### Stated problem:
From the listing below, extract each line containing the string "Oliwia".

= = = = =

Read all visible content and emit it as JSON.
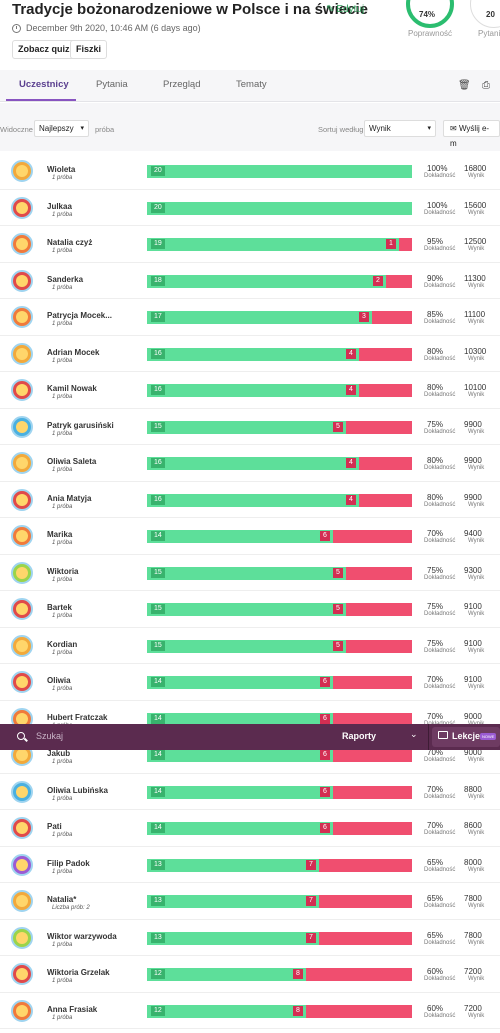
{
  "header": {
    "title": "Tradycje bożonarodzeniowe w Polsce i na świecie",
    "edit_label": "Edytuj",
    "date": "December 9th 2020, 10:46 AM (6 days ago)",
    "quiz_button": "Zobacz quiz",
    "flashcards_button": "Fiszki",
    "accuracy_value": "74%",
    "accuracy_label": "Poprawność",
    "questions_value": "20",
    "questions_label": "Pytania"
  },
  "tabs": [
    {
      "label": "Uczestnicy",
      "active": true
    },
    {
      "label": "Pytania",
      "active": false
    },
    {
      "label": "Przegląd",
      "active": false
    },
    {
      "label": "Tematy",
      "active": false
    }
  ],
  "filters": {
    "visible_label": "Widoczne",
    "visible_value": "Najlepszy",
    "attempt_label": "próba",
    "sort_label": "Sortuj według:",
    "sort_value": "Wynik",
    "email_button": "Wyślij e-m"
  },
  "rows_captions": {
    "accuracy": "Dokładność",
    "score": "Wynik"
  },
  "participants": [
    {
      "name": "Wioleta",
      "attempts": "1 próba",
      "correct": 20,
      "wrong": 0,
      "accuracy": "100%",
      "score": "16800",
      "color": "#f2a93b"
    },
    {
      "name": "Julkaa",
      "attempts": "1 próba",
      "correct": 20,
      "wrong": 0,
      "accuracy": "100%",
      "score": "15600",
      "color": "#e04a4a"
    },
    {
      "name": "Natalia czyż",
      "attempts": "1 próba",
      "correct": 19,
      "wrong": 1,
      "accuracy": "95%",
      "score": "12500",
      "color": "#f07a3b"
    },
    {
      "name": "Sanderka",
      "attempts": "1 próba",
      "correct": 18,
      "wrong": 2,
      "accuracy": "90%",
      "score": "11300",
      "color": "#e04a4a"
    },
    {
      "name": "Patrycja Mocek...",
      "attempts": "1 próba",
      "correct": 17,
      "wrong": 3,
      "accuracy": "85%",
      "score": "11100",
      "color": "#f07a3b"
    },
    {
      "name": "Adrian Mocek",
      "attempts": "1 próba",
      "correct": 16,
      "wrong": 4,
      "accuracy": "80%",
      "score": "10300",
      "color": "#f2a93b"
    },
    {
      "name": "Kamil Nowak",
      "attempts": "1 próba",
      "correct": 16,
      "wrong": 4,
      "accuracy": "80%",
      "score": "10100",
      "color": "#e04a4a"
    },
    {
      "name": "Patryk garusiński",
      "attempts": "1 próba",
      "correct": 15,
      "wrong": 5,
      "accuracy": "75%",
      "score": "9900",
      "color": "#4ab0e0"
    },
    {
      "name": "Oliwia Saleta",
      "attempts": "1 próba",
      "correct": 16,
      "wrong": 4,
      "accuracy": "80%",
      "score": "9900",
      "color": "#f2a93b"
    },
    {
      "name": "Ania Matyja",
      "attempts": "1 próba",
      "correct": 16,
      "wrong": 4,
      "accuracy": "80%",
      "score": "9900",
      "color": "#e04a4a"
    },
    {
      "name": "Marika",
      "attempts": "1 próba",
      "correct": 14,
      "wrong": 6,
      "accuracy": "70%",
      "score": "9400",
      "color": "#f07a3b"
    },
    {
      "name": "Wiktoria",
      "attempts": "1 próba",
      "correct": 15,
      "wrong": 5,
      "accuracy": "75%",
      "score": "9300",
      "color": "#9bd44a"
    },
    {
      "name": "Bartek",
      "attempts": "1 próba",
      "correct": 15,
      "wrong": 5,
      "accuracy": "75%",
      "score": "9100",
      "color": "#e04a4a"
    },
    {
      "name": "Kordian",
      "attempts": "1 próba",
      "correct": 15,
      "wrong": 5,
      "accuracy": "75%",
      "score": "9100",
      "color": "#f2a93b"
    },
    {
      "name": "Oliwia",
      "attempts": "1 próba",
      "correct": 14,
      "wrong": 6,
      "accuracy": "70%",
      "score": "9100",
      "color": "#e04a4a"
    },
    {
      "name": "Hubert Fratczak",
      "attempts": "1 próba",
      "correct": 14,
      "wrong": 6,
      "accuracy": "70%",
      "score": "9000",
      "color": "#f07a3b"
    },
    {
      "name": "Jakub",
      "attempts": "1 próba",
      "correct": 14,
      "wrong": 6,
      "accuracy": "70%",
      "score": "9000",
      "color": "#f2a93b"
    },
    {
      "name": "Oliwia Lubińska",
      "attempts": "1 próba",
      "correct": 14,
      "wrong": 6,
      "accuracy": "70%",
      "score": "8800",
      "color": "#4ab0e0"
    },
    {
      "name": "Pati",
      "attempts": "1 próba",
      "correct": 14,
      "wrong": 6,
      "accuracy": "70%",
      "score": "8600",
      "color": "#e04a4a"
    },
    {
      "name": "Filip Padok",
      "attempts": "1 próba",
      "correct": 13,
      "wrong": 7,
      "accuracy": "65%",
      "score": "8000",
      "color": "#9b5bd3"
    },
    {
      "name": "Natalia*",
      "attempts": "Liczba prób: 2",
      "correct": 13,
      "wrong": 7,
      "accuracy": "65%",
      "score": "7800",
      "color": "#f2a93b"
    },
    {
      "name": "Wiktor warzywoda",
      "attempts": "1 próba",
      "correct": 13,
      "wrong": 7,
      "accuracy": "65%",
      "score": "7800",
      "color": "#9bd44a"
    },
    {
      "name": "Wiktoria Grzelak",
      "attempts": "1 próba",
      "correct": 12,
      "wrong": 8,
      "accuracy": "60%",
      "score": "7200",
      "color": "#e04a4a"
    },
    {
      "name": "Anna Frasiak",
      "attempts": "1 próba",
      "correct": 12,
      "wrong": 8,
      "accuracy": "60%",
      "score": "7200",
      "color": "#f07a3b"
    }
  ],
  "bottom_bar": {
    "search_placeholder": "Szukaj",
    "reports_label": "Raporty",
    "lessons_label": "Lekcje",
    "lessons_badge": "NOWE"
  }
}
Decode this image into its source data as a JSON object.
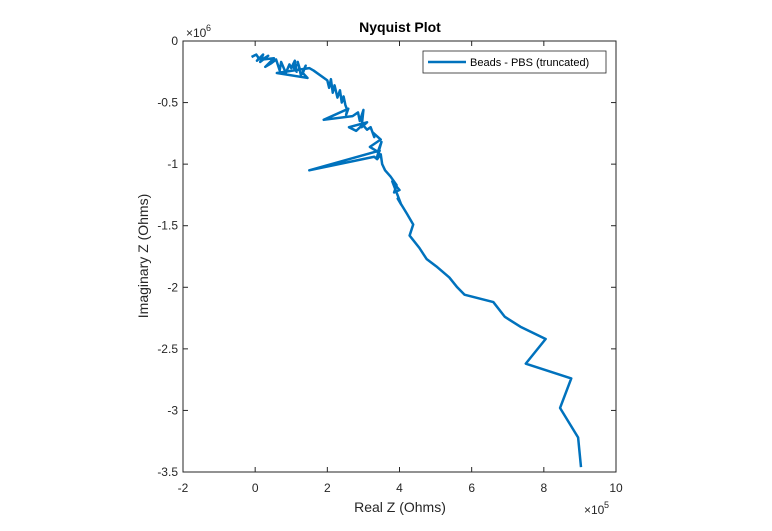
{
  "chart_data": {
    "type": "line",
    "title": "Nyquist Plot",
    "xlabel": "Real Z (Ohms)",
    "ylabel": "Imaginary Z (Ohms)",
    "xlim": [
      -200000,
      1000000
    ],
    "ylim": [
      -3500000,
      0
    ],
    "x_ticks": [
      -200000,
      0,
      200000,
      400000,
      600000,
      800000,
      1000000
    ],
    "x_tick_labels": [
      "-2",
      "0",
      "2",
      "4",
      "6",
      "8",
      "10"
    ],
    "x_exponent_base": "×10",
    "x_exponent": "5",
    "y_ticks": [
      0,
      -500000,
      -1000000,
      -1500000,
      -2000000,
      -2500000,
      -3000000,
      -3500000
    ],
    "y_tick_labels": [
      "0",
      "-0.5",
      "-1",
      "-1.5",
      "-2",
      "-2.5",
      "-3",
      "-3.5"
    ],
    "y_exponent_base": "×10",
    "y_exponent": "6",
    "grid": false,
    "legend_position": "top-right",
    "series": [
      {
        "name": "Beads - PBS (truncated)",
        "color": "#0072bd",
        "x": [
          -10000,
          3000,
          10000,
          5000,
          22000,
          14000,
          36000,
          20000,
          52000,
          28000,
          45000,
          58000,
          68000,
          72000,
          85000,
          95000,
          100000,
          110000,
          115000,
          105000,
          120000,
          124000,
          118000,
          127000,
          140000,
          132000,
          145000,
          60000,
          150000,
          162000,
          200000,
          205000,
          210000,
          215000,
          220000,
          228000,
          235000,
          240000,
          245000,
          250000,
          255000,
          252000,
          258000,
          190000,
          270000,
          285000,
          290000,
          300000,
          295000,
          310000,
          260000,
          280000,
          298000,
          310000,
          320000,
          330000,
          325000,
          348000,
          318000,
          340000,
          350000,
          338000,
          345000,
          150000,
          330000,
          338000,
          348000,
          352000,
          360000,
          375000,
          392000,
          385000,
          400000,
          380000,
          405000,
          395000,
          420000,
          438000,
          428000,
          455000,
          475000,
          502000,
          538000,
          560000,
          580000,
          660000,
          692000,
          735000,
          805000,
          750000,
          876000,
          845000,
          895000,
          903000
        ],
        "y": [
          -130000,
          -110000,
          -140000,
          -160000,
          -110000,
          -170000,
          -120000,
          -150000,
          -140000,
          -210000,
          -180000,
          -150000,
          -240000,
          -170000,
          -260000,
          -190000,
          -220000,
          -160000,
          -250000,
          -210000,
          -190000,
          -230000,
          -170000,
          -280000,
          -200000,
          -260000,
          -300000,
          -260000,
          -220000,
          -240000,
          -320000,
          -380000,
          -310000,
          -420000,
          -360000,
          -460000,
          -400000,
          -500000,
          -450000,
          -520000,
          -560000,
          -600000,
          -550000,
          -640000,
          -610000,
          -580000,
          -650000,
          -560000,
          -700000,
          -660000,
          -700000,
          -730000,
          -680000,
          -720000,
          -700000,
          -780000,
          -740000,
          -800000,
          -860000,
          -900000,
          -820000,
          -940000,
          -890000,
          -1050000,
          -940000,
          -960000,
          -920000,
          -1000000,
          -1050000,
          -1100000,
          -1170000,
          -1230000,
          -1210000,
          -1140000,
          -1330000,
          -1280000,
          -1400000,
          -1490000,
          -1580000,
          -1680000,
          -1770000,
          -1830000,
          -1920000,
          -2000000,
          -2060000,
          -2120000,
          -2240000,
          -2320000,
          -2420000,
          -2620000,
          -2740000,
          -2980000,
          -3220000,
          -3460000
        ]
      }
    ]
  }
}
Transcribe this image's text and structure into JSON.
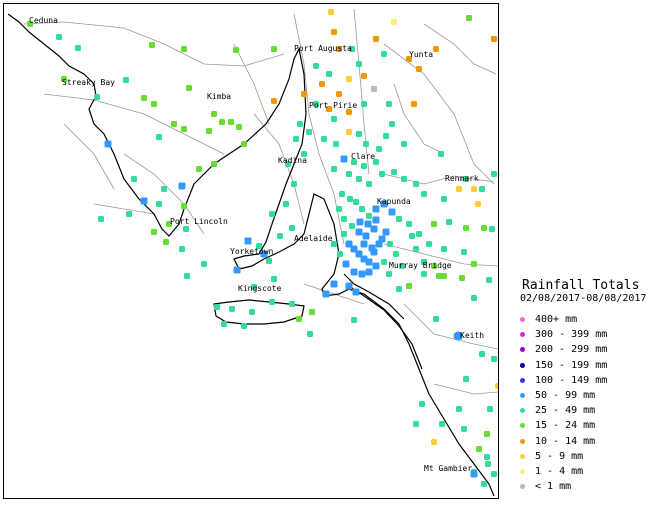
{
  "places": [
    {
      "name": "Ceduna"
    },
    {
      "name": "Port Augusta"
    },
    {
      "name": "Yunta"
    },
    {
      "name": "Streaky Bay"
    },
    {
      "name": "Kimba"
    },
    {
      "name": "Port Pirie"
    },
    {
      "name": "Clare"
    },
    {
      "name": "Kadina"
    },
    {
      "name": "Renmark"
    },
    {
      "name": "Kapunda"
    },
    {
      "name": "Port Lincoln"
    },
    {
      "name": "Adelaide"
    },
    {
      "name": "Yorketown"
    },
    {
      "name": "Murray Bridge"
    },
    {
      "name": "Kingscote"
    },
    {
      "name": "Keith"
    },
    {
      "name": "Mt Gambier"
    }
  ],
  "legend": {
    "title": "Rainfall Totals",
    "dates": "02/08/2017-08/08/2017",
    "items": [
      {
        "label": "400+ mm",
        "color": "#ff66cc"
      },
      {
        "label": "300 - 399 mm",
        "color": "#cc33cc"
      },
      {
        "label": "200 - 299 mm",
        "color": "#9900cc"
      },
      {
        "label": "150 - 199 mm",
        "color": "#000099"
      },
      {
        "label": "100 - 149 mm",
        "color": "#3333ff"
      },
      {
        "label": "50 - 99 mm",
        "color": "#3399ff"
      },
      {
        "label": "25 - 49 mm",
        "color": "#33dd99"
      },
      {
        "label": "15 - 24 mm",
        "color": "#66dd33"
      },
      {
        "label": "10 - 14 mm",
        "color": "#ee9900"
      },
      {
        "label": "5 - 9 mm",
        "color": "#ffcc33"
      },
      {
        "label": "1 - 4 mm",
        "color": "#ffee77"
      },
      {
        "label": "< 1 mm",
        "color": "#bbbbbb"
      }
    ]
  }
}
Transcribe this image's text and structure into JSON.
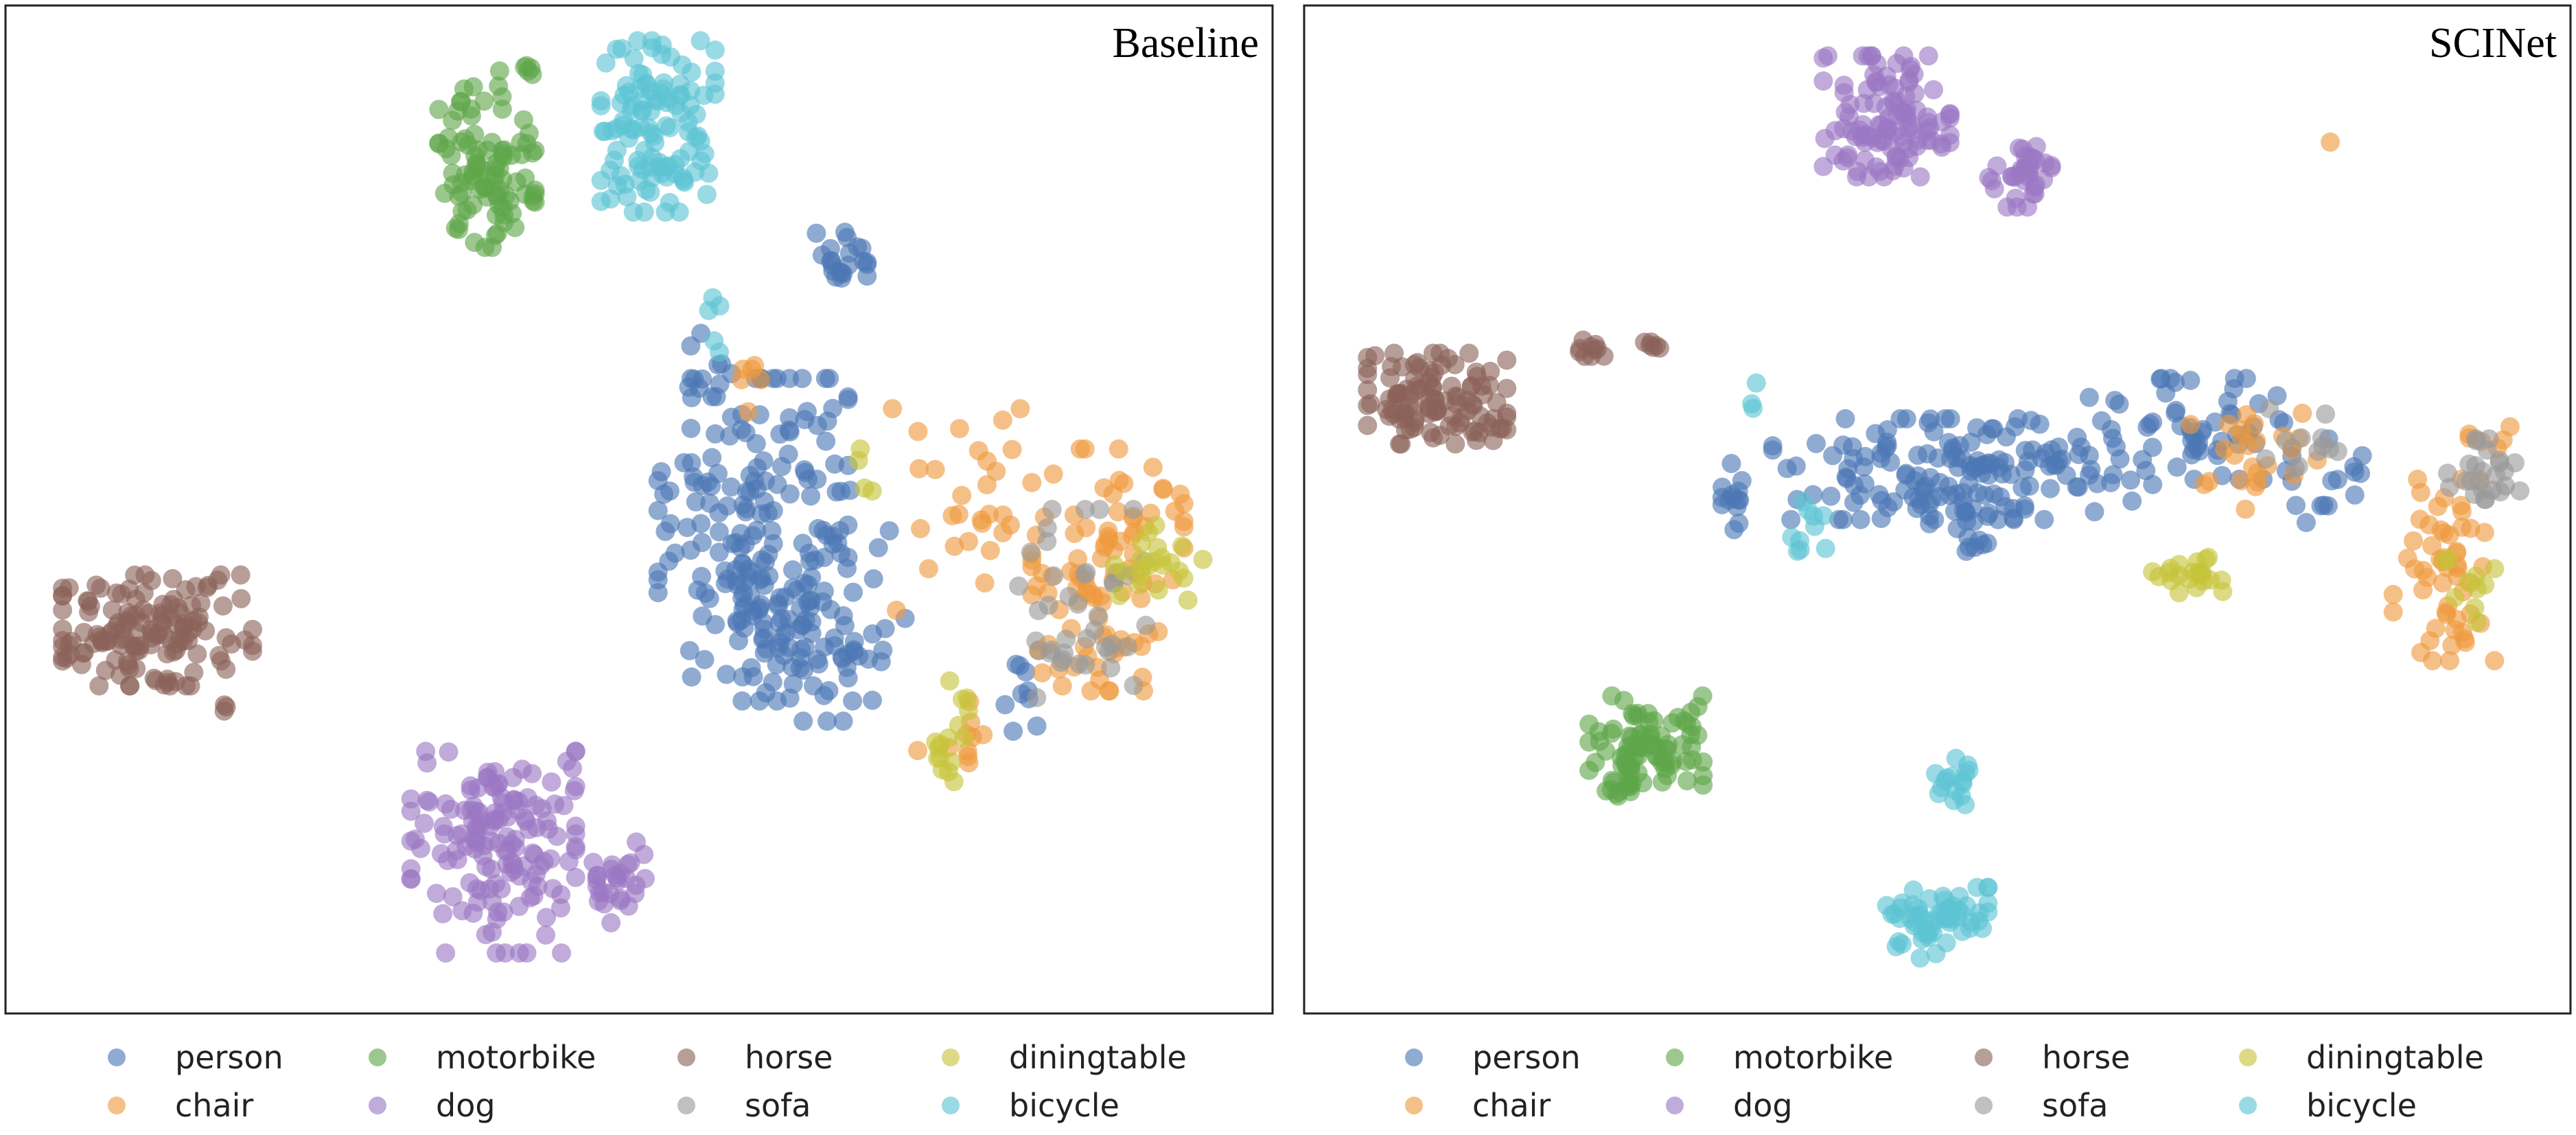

= = = = =

### Written solution:
      "name": "Oliwia Saleta",
      "name": "Oliwia",
      "name": "Oliwia Lubińska",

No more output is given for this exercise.